━━ Passage to read
Friday, September 10, 2010

On not returning the same way

(September 10, 2010)

(Kirk)

            Yesterday, a holiday, S Stepping Into the Light with the other secondary students at a school retreat, Laura and I kicked around for things to do, wanting badly to get out of Salatiga and explore the immediate surroundings: the mountains at the edge of town, or maybe the Municipal Pool (hot springs), somewhere close, away from the hordes of holiday commuters, explore a little where we live. While I rode my bike up to the Pasar Sapi (the beef market) G rode down to his classmate’s house, where the family we could call closest to being our friends live. Also here on at the Mission Language School, this family – four kids, one a little baby - are headed out to Kalimantan in a few months where he will be a jungle pilot. Religious and devout, they don’t lead with that, don’t use it to assume things about the world or themselves or the people they meet, and I am grateful for that. G came home saying that the dad had offered to drive us up to the trail head that leads about 1,000 steps down to the base of the waterfall, perhaps 15 miles up the mountain outside our town. He would help us figure out how to get back, using motorcycle taxis (ojek) and local busses. We accepted eagerly.
            Brad (not his name) drove us up the mountain in a small van he had bought off a previous missionary family. Forced to reroute because of an Idul Fitri traffic barrier, he got lost for a bit, circling around some neighborhoods along the edge of the city, and then got us back to the road to Kopeng, near the top of the smaller mountain by town, and close to the trailhead. It was raining by then, a hard rain, and we hadn’t brought our rain gear, and the closer we got the trailhead the clearer it was that the short hike was off. In any case, Brad said, parked at the trailhead in the deluge, the steps were dangerous in the rain, and in a heavy downpour you risk the chance of a flash flood at the bottom of the waterfall. He thrummed on the steering wheel and then said (this is when I knew I’d like him), “I don’t really ever like driving back the same way I came, if I can help it. It seems like a waste,” which sentiment is as close to a motto for the way I wish to be in the world as any other. “Do you mind if I try the van on the back road I took on my motorcycle yesterday?” Of course we did not, and soon enough we were headed down a steep rocky road winding through fields full of vegetables for miles – crossplanted with corn and tomatoes and peas and cabbage and beans and bananas and everything, lush and orderly, terraced, mountain springs carefully diverted to irrigate everything. Brad told us the region was famous for its vegetables, that everything we ate in Salatiga likely came from here. It was beautiful, even if any views were shrouded by the dense fog and the rain. Brad showed us a couple of other trails too, a way to climb to the top of the mountain called the Sleeping Elephant, and then he drove us back into town through a back way to our house, and we arrived home refreshed and more excited about where we lived. We walked through the rain to the noodle and chicken stand on the corner, where we had a great lunch, all three of us for about $1.40.
━━━━
Please continue the Salatiga blog post above, starting after its final sentence about lunch at the noodle and chicken stand.
━━ Extracted records
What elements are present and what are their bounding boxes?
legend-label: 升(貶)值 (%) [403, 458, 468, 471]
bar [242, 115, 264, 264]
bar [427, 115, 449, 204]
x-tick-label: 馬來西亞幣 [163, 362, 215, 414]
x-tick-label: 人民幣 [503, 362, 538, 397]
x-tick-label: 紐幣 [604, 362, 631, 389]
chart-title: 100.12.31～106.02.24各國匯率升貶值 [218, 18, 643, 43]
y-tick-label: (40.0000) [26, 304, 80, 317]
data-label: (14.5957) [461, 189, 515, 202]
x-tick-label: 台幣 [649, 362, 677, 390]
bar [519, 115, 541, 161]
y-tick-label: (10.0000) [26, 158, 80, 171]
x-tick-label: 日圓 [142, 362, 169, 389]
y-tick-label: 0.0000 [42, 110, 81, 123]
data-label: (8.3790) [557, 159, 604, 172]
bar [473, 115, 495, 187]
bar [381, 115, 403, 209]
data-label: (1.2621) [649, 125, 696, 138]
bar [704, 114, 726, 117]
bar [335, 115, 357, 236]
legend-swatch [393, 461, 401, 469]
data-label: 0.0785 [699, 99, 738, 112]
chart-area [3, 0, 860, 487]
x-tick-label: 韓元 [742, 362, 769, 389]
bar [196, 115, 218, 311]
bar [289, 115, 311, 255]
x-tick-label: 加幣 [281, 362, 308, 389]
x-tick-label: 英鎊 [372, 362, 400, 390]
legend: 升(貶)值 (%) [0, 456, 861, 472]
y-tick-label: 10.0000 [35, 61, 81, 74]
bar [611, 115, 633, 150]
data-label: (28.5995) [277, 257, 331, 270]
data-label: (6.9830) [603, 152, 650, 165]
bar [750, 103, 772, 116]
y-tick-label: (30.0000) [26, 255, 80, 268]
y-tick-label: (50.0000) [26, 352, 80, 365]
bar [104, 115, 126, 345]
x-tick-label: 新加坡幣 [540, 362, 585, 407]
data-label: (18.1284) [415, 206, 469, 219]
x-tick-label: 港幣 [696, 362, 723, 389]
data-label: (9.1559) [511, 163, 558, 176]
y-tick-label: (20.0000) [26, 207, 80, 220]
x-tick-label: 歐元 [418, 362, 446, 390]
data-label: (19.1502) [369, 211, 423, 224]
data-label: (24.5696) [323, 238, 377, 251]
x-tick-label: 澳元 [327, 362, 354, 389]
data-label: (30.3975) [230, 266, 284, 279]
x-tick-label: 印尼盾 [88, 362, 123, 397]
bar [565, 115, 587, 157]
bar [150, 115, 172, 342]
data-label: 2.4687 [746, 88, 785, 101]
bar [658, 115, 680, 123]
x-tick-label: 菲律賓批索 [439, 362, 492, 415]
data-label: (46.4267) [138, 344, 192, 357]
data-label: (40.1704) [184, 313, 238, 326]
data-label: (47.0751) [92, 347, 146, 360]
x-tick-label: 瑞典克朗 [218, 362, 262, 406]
━━━━
━━ Extracted records
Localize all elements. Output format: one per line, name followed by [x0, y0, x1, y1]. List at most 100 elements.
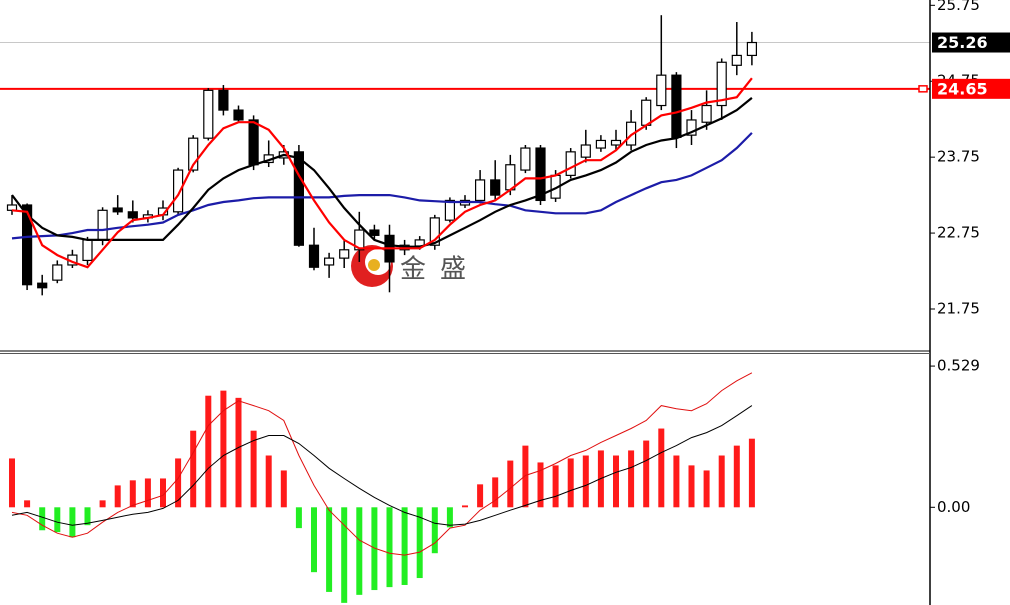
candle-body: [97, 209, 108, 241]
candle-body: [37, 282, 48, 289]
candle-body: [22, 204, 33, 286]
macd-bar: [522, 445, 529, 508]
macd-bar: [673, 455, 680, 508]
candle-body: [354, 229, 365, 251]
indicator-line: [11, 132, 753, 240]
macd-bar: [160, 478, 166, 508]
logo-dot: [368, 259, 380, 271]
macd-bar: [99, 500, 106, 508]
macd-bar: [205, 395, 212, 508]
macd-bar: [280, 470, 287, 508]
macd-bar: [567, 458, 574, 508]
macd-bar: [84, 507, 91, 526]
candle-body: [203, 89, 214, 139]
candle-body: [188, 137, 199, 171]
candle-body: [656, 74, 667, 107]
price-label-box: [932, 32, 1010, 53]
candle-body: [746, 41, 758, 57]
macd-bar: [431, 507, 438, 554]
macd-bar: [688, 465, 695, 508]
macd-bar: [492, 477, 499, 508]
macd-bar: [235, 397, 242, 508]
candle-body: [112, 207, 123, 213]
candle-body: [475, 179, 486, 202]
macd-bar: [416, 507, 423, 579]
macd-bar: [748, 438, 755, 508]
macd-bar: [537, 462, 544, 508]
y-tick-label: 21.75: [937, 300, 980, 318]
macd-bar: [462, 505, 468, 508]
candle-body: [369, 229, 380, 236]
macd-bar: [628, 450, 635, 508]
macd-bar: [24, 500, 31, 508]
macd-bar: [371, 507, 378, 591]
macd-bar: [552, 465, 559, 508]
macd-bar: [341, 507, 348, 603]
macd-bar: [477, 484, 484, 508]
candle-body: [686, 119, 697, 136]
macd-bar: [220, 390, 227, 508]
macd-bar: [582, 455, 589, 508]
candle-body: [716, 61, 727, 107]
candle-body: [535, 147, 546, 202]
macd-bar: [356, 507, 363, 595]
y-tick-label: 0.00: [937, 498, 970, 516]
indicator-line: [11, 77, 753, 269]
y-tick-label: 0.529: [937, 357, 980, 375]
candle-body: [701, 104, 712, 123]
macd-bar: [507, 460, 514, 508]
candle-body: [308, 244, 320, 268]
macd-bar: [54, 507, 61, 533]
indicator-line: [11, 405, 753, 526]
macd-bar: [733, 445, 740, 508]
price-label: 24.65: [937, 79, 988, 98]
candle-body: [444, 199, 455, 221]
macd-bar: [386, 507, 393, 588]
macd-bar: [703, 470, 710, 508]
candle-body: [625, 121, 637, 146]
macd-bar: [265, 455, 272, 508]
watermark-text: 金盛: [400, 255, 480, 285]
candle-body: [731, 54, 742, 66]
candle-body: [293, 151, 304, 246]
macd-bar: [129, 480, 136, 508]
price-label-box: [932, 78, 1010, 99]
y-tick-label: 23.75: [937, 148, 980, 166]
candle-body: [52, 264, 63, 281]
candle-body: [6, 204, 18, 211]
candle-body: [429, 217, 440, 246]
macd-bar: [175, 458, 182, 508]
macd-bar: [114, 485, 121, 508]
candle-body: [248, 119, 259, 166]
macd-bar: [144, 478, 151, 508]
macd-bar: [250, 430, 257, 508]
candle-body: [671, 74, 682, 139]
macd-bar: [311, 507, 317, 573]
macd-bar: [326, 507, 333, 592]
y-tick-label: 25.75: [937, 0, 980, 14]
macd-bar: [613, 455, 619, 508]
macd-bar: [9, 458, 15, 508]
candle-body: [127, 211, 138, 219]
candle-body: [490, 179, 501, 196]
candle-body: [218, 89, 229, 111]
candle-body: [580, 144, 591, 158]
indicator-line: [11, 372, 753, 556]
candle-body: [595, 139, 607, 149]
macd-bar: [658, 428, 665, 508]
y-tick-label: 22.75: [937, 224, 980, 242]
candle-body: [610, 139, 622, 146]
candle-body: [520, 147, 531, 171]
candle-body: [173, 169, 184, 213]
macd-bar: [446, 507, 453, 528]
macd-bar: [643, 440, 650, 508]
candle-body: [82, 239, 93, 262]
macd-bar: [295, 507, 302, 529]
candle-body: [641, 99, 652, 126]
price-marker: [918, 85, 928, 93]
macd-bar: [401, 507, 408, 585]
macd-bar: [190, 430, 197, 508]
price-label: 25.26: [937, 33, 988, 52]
━━━━
**Exercise response:**
            Brad told us that everything in the city would likely be closed for the next three days, so we took the bus downtown to the main store and stocked up on food and beer (the details of my search for beer here deserve another blog entry on its own, a semi-consuming process that has had me scouting the large and small markets everywhere in Salatiga, a carefully constructed mental map marked with x’s for the Bintang [the Indo made beer] hotspots – lowest price so far at 20,400 rupiah (a little over $2) for a large bottle – by Indonesian standards that’s very expensive – our maid [who is our amazing cook too] makes 500,000 rp / month, something like $60…another blog entry in itself). When we returned home, the Ibu from next door knocked with dinner for us, a delicious chicken dish, with little packets of rice cooked in small packages woven from banana leaves, perhaps a return gift from our visit earlier this week, when we toured the houses on our block with gifts of cookies and huckleberry jam. (My dictionary translates huckleberry as “a kind of small raspberry” which is how I explained it.) Whatever the reason, the gift of the meal was one of the most wonderful gifts I have ever received. My language simply failed me as we thanked her again and again (“Terima kasih banyak, terima kasih banyak.”)  We ate the dinner in gratitude for one of the best days.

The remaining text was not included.